- [TO BE DONE] Exactly repeat all the records below, omitting the images they hold.

** Start RECORD EXCERPTS **

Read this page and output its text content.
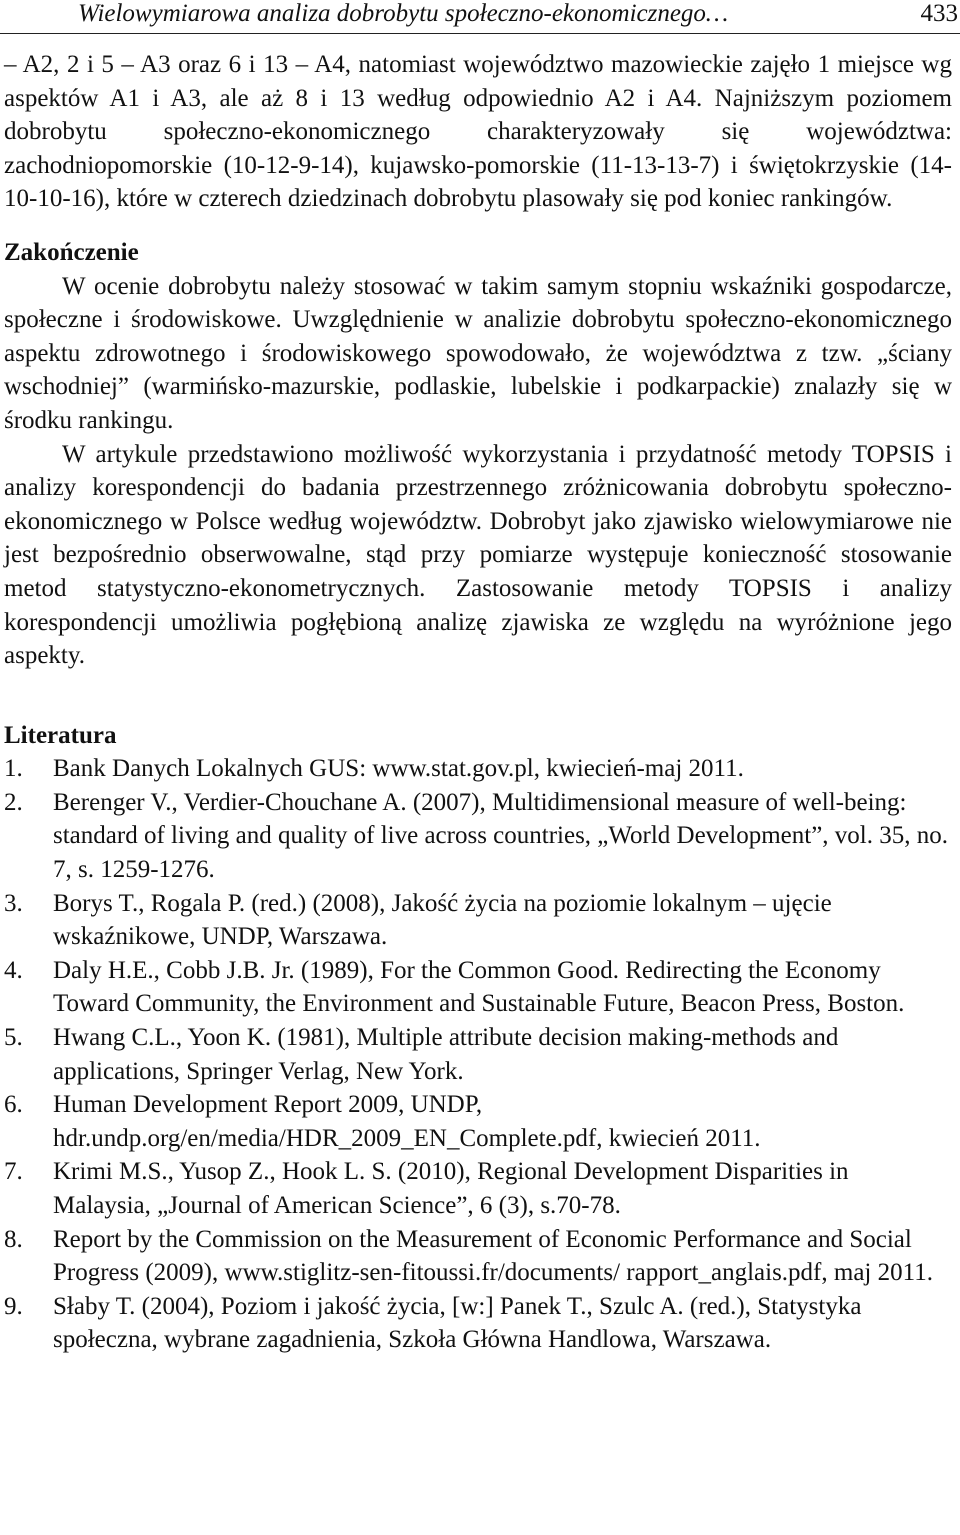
Wielowymiarowa analiza dobrobytu społeczno-ekonomicznego…	433

– A2, 2 i 5 – A3 oraz 6 i 13 – A4, natomiast województwo mazowieckie zajęło 1 miejsce wg aspektów A1 i A3, ale aż 8 i 13 według odpowiednio A2 i A4. Najniższym poziomem dobrobytu społeczno-ekonomicznego charakteryzowały się województwa: zachodniopomorskie (10-12-9-14), kujawsko-pomorskie (11-13-13-7) i świętokrzyskie (14-10-10-16), które w czterech dziedzinach dobrobytu plasowały się pod koniec rankingów.

Zakończenie

W ocenie dobrobytu należy stosować w takim samym stopniu wskaźniki gospodarcze, społeczne i środowiskowe. Uwzględnienie w analizie dobrobytu społeczno-ekonomicznego aspektu zdrowotnego i środowiskowego spowodowało, że województwa z tzw. „ściany wschodniej” (warmińsko-mazurskie, podlaskie, lubelskie i podkarpackie) znalazły się w środku rankingu.

W artykule przedstawiono możliwość wykorzystania i przydatność metody TOPSIS i analizy korespondencji do badania przestrzennego zróżnicowania dobrobytu społeczno-ekonomicznego w Polsce według województw. Dobrobyt jako zjawisko wielowymiarowe nie jest bezpośrednio obserwowalne, stąd przy pomiarze występuje konieczność stosowanie metod statystyczno-ekonometrycznych. Zastosowanie metody TOPSIS i analizy korespondencji umożliwia pogłębioną analizę zjawiska ze względu na wyróżnione jego aspekty.

Literatura
1. Bank Danych Lokalnych GUS: www.stat.gov.pl, kwiecień-maj 2011.
2. Berenger V., Verdier-Chouchane A. (2007), Multidimensional measure of well-being: standard of living and quality of live across countries, „World Development”, vol. 35, no. 7, s. 1259-1276.
3. Borys T., Rogala P. (red.) (2008), Jakość życia na poziomie lokalnym – ujęcie wskaźnikowe, UNDP, Warszawa.
4. Daly H.E., Cobb J.B. Jr. (1989), For the Common Good. Redirecting the Economy Toward Community, the Environment and Sustainable Future, Beacon Press, Boston.
5. Hwang C.L., Yoon K. (1981), Multiple attribute decision making-methods and applications, Springer Verlag, New York.
6. Human Development Report 2009, UNDP, hdr.undp.org/en/media/HDR_2009_EN_Complete.pdf, kwiecień 2011.
7. Krimi M.S., Yusop Z., Hook L. S. (2010), Regional Development Disparities in Malaysia, „Journal of American Science”, 6 (3), s.70-78.
8. Report by the Commission on the Measurement of Economic Performance and Social Progress (2009), www.stiglitz-sen-fitoussi.fr/documents/ rapport_anglais.pdf, maj 2011.
9. Słaby T. (2004), Poziom i jakość życia, [w:] Panek T., Szulc A. (red.), Statystyka społeczna, wybrane zagadnienia, Szkoła Główna Handlowa, Warszawa.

** End RECORD EXCERPTS **

- [THE OUTPUT]
Read this page and output its text content.
Wielowymiarowa analiza dobrobytu społeczno-ekonomicznego…	433

– A2, 2 i 5 – A3 oraz 6 i 13 – A4, natomiast województwo mazowieckie zajęło 1 miejsce wg aspektów A1 i A3, ale aż 8 i 13 według odpowiednio A2 i A4. Najniższym poziomem dobrobytu społeczno-ekonomicznego charakteryzowały się województwa: zachodniopomorskie (10-12-9-14), kujawsko-pomorskie (11-13-13-7) i świętokrzyskie (14-10-10-16), które w czterech dziedzinach dobrobytu plasowały się pod koniec rankingów.

Zakończenie

W ocenie dobrobytu należy stosować w takim samym stopniu wskaźniki gospodarcze, społeczne i środowiskowe. Uwzględnienie w analizie dobrobytu społeczno-ekonomicznego aspektu zdrowotnego i środowiskowego spowodowało, że województwa z tzw. „ściany wschodniej” (warmińsko-mazurskie, podlaskie, lubelskie i podkarpackie) znalazły się w środku rankingu.

W artykule przedstawiono możliwość wykorzystania i przydatność metody TOPSIS i analizy korespondencji do badania przestrzennego zróżnicowania dobrobytu społeczno-ekonomicznego w Polsce według województw. Dobrobyt jako zjawisko wielowymiarowe nie jest bezpośrednio obserwowalne, stąd przy pomiarze występuje konieczność stosowanie metod statystyczno-ekonometrycznych. Zastosowanie metody TOPSIS i analizy korespondencji umożliwia pogłębioną analizę zjawiska ze względu na wyróżnione jego aspekty.

Literatura
1. Bank Danych Lokalnych GUS: www.stat.gov.pl, kwiecień-maj 2011.
2. Berenger V., Verdier-Chouchane A. (2007), Multidimensional measure of well-being: standard of living and quality of live across countries, „World Development”, vol. 35, no. 7, s. 1259-1276.
3. Borys T., Rogala P. (red.) (2008), Jakość życia na poziomie lokalnym – ujęcie wskaźnikowe, UNDP, Warszawa.
4. Daly H.E., Cobb J.B. Jr. (1989), For the Common Good. Redirecting the Economy Toward Community, the Environment and Sustainable Future, Beacon Press, Boston.
5. Hwang C.L., Yoon K. (1981), Multiple attribute decision making-methods and applications, Springer Verlag, New York.
6. Human Development Report 2009, UNDP, hdr.undp.org/en/media/HDR_2009_EN_Complete.pdf, kwiecień 2011.
7. Krimi M.S., Yusop Z., Hook L. S. (2010), Regional Development Disparities in Malaysia, „Journal of American Science”, 6 (3), s.70-78.
8. Report by the Commission on the Measurement of Economic Performance and Social Progress (2009), www.stiglitz-sen-fitoussi.fr/documents/ rapport_anglais.pdf, maj 2011.
9. Słaby T. (2004), Poziom i jakość życia, [w:] Panek T., Szulc A. (red.), Statystyka społeczna, wybrane zagadnienia, Szkoła Główna Handlowa, Warszawa.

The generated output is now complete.